| Materials provided |
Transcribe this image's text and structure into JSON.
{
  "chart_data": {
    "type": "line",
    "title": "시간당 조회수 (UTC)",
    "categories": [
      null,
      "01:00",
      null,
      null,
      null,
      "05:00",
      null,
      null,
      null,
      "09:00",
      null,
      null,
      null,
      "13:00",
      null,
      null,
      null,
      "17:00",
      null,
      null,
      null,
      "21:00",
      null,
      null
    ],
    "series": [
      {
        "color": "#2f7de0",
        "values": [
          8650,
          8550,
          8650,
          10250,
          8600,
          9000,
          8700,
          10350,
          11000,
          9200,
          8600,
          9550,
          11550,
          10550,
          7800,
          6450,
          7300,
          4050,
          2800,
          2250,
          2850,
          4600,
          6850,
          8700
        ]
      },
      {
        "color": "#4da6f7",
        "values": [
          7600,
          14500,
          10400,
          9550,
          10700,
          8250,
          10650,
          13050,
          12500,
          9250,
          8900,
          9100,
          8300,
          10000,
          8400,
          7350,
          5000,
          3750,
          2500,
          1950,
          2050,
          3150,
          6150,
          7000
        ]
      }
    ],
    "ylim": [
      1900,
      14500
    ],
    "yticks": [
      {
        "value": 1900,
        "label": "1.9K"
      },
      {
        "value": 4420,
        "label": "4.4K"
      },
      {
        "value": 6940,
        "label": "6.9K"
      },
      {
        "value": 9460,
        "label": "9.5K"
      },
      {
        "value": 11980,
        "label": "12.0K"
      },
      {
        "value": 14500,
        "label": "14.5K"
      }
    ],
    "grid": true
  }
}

| Directions |
Among the lines above, determine how many hold the word "label"; report the figure alone.

| Solution below |
6